(Records contained in a dataset)
^^^^^^^^^^^^^^^^

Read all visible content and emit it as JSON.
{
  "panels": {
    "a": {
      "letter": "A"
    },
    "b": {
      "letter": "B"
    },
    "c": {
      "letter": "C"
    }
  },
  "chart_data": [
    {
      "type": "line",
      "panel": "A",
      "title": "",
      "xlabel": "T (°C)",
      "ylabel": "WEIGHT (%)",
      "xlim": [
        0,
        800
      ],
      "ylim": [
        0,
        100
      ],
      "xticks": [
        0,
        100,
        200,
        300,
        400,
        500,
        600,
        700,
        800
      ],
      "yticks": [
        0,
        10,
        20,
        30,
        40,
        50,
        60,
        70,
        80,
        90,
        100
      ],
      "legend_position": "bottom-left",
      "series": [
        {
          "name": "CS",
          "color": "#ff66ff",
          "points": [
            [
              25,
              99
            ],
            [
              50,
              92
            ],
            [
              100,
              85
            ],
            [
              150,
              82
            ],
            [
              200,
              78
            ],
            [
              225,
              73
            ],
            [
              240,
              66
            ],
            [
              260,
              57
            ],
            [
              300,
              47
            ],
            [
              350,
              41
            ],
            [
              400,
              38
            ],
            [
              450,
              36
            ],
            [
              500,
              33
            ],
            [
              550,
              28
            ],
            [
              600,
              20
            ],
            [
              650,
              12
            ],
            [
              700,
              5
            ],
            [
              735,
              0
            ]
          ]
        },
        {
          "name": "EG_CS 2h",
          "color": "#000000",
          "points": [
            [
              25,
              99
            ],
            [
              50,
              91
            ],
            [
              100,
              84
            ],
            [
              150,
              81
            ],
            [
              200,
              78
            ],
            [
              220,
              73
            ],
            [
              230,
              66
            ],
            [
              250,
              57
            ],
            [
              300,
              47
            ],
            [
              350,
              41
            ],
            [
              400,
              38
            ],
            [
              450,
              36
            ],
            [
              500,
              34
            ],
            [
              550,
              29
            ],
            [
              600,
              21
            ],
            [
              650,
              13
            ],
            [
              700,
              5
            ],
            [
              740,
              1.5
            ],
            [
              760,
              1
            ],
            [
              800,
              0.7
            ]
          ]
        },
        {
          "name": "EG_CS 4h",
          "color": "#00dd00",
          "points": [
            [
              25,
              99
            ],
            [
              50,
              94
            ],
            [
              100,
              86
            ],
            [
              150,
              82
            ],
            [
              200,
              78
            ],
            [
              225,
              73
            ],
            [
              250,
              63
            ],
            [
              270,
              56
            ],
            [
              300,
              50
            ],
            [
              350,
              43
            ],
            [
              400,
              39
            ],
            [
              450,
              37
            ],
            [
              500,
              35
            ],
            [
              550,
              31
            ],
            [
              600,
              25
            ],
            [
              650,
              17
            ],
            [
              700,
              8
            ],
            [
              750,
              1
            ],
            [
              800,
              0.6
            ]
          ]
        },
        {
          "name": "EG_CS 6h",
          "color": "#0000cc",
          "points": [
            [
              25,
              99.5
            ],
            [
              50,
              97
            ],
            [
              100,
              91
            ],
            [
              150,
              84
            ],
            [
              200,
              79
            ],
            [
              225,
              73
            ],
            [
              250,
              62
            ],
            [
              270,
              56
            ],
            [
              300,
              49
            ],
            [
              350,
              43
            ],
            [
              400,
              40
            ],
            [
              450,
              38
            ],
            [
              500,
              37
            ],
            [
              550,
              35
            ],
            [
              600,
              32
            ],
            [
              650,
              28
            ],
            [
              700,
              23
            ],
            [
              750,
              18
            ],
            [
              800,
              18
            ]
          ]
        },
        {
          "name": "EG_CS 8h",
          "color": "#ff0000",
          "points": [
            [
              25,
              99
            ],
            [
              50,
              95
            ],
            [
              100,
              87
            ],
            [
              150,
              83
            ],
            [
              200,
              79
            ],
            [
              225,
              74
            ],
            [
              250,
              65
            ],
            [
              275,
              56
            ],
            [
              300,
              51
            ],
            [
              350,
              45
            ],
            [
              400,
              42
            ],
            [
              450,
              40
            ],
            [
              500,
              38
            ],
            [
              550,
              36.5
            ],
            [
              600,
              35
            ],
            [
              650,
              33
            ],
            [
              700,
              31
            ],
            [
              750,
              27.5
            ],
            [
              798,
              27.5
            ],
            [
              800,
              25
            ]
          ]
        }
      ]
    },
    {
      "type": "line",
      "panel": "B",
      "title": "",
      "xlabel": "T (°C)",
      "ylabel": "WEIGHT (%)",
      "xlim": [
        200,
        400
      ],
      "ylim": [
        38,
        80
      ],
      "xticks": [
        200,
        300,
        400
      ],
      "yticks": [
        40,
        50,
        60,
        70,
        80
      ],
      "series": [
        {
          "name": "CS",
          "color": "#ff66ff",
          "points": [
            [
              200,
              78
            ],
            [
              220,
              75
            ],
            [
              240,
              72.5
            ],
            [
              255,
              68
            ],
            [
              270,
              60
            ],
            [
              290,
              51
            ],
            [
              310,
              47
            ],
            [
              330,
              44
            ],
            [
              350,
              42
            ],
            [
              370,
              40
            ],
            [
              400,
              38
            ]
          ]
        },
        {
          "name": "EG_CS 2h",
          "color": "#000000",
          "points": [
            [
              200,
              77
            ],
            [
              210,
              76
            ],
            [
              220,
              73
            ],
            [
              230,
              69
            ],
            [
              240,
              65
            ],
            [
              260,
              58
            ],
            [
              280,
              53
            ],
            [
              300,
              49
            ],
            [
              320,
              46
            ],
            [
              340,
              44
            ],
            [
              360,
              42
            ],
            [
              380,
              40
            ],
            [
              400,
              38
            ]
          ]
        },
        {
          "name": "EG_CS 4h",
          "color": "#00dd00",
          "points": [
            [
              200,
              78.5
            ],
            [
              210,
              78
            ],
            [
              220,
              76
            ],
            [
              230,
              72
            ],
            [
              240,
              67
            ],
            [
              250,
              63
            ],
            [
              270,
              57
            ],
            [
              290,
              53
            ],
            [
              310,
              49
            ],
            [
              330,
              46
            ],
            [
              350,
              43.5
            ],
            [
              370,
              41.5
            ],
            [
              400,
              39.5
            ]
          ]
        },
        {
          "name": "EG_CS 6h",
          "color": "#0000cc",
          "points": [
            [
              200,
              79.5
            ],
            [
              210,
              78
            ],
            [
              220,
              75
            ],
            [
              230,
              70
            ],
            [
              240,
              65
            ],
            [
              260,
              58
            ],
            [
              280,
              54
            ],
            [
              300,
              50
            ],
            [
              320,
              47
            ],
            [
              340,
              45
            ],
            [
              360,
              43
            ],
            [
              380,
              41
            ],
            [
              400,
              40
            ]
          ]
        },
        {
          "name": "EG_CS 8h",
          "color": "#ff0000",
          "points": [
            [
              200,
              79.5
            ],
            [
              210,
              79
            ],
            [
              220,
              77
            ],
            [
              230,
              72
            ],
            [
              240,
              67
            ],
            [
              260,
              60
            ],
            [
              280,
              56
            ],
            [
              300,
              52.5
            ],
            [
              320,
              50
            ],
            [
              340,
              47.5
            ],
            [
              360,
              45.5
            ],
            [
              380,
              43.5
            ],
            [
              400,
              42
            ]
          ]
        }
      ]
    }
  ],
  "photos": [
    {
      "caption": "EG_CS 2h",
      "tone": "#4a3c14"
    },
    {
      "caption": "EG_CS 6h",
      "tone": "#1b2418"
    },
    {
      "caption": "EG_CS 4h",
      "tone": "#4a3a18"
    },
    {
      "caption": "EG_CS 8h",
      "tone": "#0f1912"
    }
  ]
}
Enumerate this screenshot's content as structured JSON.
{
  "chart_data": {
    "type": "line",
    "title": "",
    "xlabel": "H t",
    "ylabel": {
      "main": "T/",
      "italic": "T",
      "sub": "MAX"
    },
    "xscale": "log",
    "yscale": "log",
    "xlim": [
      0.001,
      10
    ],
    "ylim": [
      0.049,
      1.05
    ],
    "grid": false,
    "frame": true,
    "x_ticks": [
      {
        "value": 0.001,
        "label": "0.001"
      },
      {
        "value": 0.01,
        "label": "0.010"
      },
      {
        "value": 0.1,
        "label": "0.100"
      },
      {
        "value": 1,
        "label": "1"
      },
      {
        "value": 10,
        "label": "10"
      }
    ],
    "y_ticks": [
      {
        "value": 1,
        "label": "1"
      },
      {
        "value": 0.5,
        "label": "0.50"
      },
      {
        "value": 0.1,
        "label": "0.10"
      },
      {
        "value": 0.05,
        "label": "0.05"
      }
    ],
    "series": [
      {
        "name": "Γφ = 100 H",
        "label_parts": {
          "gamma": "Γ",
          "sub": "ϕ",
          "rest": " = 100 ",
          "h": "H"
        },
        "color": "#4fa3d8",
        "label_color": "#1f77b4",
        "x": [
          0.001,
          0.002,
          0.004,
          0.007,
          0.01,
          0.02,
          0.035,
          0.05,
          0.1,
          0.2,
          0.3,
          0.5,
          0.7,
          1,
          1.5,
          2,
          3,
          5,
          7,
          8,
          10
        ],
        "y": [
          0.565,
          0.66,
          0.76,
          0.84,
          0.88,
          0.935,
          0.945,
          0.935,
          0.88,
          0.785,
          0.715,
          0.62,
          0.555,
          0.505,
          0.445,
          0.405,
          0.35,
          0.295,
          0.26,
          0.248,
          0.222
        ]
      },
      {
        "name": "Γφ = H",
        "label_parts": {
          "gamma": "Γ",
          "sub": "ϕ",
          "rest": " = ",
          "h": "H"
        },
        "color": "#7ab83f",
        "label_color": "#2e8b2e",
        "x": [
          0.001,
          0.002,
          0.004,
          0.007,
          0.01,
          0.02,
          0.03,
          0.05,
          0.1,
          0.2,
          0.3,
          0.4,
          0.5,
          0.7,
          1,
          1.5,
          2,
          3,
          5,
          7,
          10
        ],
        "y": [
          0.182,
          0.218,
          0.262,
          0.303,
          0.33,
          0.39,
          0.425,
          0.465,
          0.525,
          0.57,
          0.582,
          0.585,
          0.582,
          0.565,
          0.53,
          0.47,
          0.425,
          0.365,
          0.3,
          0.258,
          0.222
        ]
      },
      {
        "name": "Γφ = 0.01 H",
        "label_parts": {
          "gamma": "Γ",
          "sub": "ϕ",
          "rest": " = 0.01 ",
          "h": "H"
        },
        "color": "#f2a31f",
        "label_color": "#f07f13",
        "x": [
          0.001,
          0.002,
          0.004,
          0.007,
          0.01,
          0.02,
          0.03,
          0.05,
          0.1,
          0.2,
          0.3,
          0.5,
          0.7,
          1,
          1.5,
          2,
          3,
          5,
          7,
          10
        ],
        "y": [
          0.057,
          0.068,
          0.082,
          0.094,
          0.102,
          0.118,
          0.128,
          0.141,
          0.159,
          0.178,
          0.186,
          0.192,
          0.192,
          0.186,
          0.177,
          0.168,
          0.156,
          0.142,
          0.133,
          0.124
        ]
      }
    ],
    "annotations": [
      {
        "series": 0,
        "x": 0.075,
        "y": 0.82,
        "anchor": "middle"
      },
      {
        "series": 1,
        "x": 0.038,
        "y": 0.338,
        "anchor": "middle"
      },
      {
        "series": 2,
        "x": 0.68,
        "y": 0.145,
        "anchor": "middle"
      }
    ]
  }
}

^^^^^^^^^^^^^^^^

Using the listing above, return all lines where the word "value" occurs.

## RESULT FOR THIS TASK
        "value": 0.001,
        "value": 0.01,
        "value": 0.1,
        "value": 1,
        "value": 10,
        "value": 1,
        "value": 0.5,
        "value": 0.1,
        "value": 0.05,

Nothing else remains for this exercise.